*What to do:* Give back, unchanged, each line from the one containing "What text is on this page?" through the last line of the entries below.

*Given data:*
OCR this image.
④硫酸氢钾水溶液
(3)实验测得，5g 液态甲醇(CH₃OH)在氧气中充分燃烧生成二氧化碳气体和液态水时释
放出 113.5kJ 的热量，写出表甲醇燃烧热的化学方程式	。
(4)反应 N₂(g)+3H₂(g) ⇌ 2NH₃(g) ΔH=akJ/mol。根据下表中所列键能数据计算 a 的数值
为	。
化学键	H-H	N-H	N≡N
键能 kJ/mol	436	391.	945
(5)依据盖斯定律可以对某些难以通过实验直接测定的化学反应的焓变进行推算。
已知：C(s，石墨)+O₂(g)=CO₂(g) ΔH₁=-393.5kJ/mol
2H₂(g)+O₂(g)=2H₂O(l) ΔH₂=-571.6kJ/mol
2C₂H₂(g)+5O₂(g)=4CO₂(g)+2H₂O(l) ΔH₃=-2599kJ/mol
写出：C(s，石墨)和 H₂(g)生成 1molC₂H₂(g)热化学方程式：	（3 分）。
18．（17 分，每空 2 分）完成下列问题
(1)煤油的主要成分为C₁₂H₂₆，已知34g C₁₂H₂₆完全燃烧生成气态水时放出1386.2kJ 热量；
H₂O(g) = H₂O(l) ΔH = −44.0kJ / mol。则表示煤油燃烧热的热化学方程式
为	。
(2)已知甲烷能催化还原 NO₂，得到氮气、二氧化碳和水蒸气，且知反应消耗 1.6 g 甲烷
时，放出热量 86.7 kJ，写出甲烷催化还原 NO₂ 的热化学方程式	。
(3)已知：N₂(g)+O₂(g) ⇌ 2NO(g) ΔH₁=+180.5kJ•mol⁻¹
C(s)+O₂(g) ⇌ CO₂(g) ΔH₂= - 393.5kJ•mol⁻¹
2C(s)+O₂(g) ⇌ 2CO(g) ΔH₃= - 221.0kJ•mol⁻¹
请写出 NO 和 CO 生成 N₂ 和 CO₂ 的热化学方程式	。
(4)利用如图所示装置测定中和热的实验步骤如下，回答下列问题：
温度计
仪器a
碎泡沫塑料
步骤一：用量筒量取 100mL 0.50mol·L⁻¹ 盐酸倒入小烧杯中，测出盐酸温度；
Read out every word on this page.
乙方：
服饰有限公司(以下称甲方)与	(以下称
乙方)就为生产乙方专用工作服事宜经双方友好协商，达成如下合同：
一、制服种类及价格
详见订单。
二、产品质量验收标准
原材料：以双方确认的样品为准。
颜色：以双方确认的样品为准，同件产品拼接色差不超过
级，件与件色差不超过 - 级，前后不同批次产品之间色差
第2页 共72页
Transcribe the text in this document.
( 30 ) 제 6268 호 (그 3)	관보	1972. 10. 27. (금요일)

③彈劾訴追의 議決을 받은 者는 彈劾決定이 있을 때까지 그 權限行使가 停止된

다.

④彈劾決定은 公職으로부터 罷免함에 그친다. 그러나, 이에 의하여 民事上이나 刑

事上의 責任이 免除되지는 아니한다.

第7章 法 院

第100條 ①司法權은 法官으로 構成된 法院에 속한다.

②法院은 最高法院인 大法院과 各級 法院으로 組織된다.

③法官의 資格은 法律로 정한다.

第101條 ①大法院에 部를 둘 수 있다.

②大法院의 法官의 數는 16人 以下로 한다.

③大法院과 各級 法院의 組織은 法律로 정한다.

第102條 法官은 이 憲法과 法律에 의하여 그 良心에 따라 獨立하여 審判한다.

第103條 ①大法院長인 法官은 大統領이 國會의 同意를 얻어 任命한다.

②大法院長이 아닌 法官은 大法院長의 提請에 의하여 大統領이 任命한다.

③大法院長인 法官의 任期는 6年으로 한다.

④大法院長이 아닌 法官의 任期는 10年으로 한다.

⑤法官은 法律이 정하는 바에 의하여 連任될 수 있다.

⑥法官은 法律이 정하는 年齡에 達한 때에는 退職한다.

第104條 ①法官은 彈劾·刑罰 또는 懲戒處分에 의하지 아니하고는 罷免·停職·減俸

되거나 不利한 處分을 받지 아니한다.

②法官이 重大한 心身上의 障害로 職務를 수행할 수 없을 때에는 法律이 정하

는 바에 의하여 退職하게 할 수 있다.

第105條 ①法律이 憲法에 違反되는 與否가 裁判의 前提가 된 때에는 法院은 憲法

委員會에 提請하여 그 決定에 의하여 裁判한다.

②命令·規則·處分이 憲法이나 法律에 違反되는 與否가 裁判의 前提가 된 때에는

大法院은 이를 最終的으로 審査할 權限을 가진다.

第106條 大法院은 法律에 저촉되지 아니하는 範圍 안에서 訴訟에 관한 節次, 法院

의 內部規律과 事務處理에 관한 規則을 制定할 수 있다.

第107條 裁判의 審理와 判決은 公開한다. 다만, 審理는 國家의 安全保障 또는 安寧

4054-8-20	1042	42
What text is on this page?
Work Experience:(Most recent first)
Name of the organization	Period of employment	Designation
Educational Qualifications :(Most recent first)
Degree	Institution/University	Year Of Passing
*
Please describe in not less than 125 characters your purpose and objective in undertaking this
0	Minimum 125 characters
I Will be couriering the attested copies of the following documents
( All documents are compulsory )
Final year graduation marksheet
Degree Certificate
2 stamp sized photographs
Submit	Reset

*Solution:*
What text is on this page?
Work Experience:(Most recent first)
Name of the organization	Period of employment	Designation
Educational Qualifications :(Most recent first)
Degree	Institution/University	Year Of Passing
*
Please describe in not less than 125 characters your purpose and objective in undertaking this
0	Minimum 125 characters
I Will be couriering the attested copies of the following documents
( All documents are compulsory )
Final year graduation marksheet
Degree Certificate
2 stamp sized photographs
Submit	Reset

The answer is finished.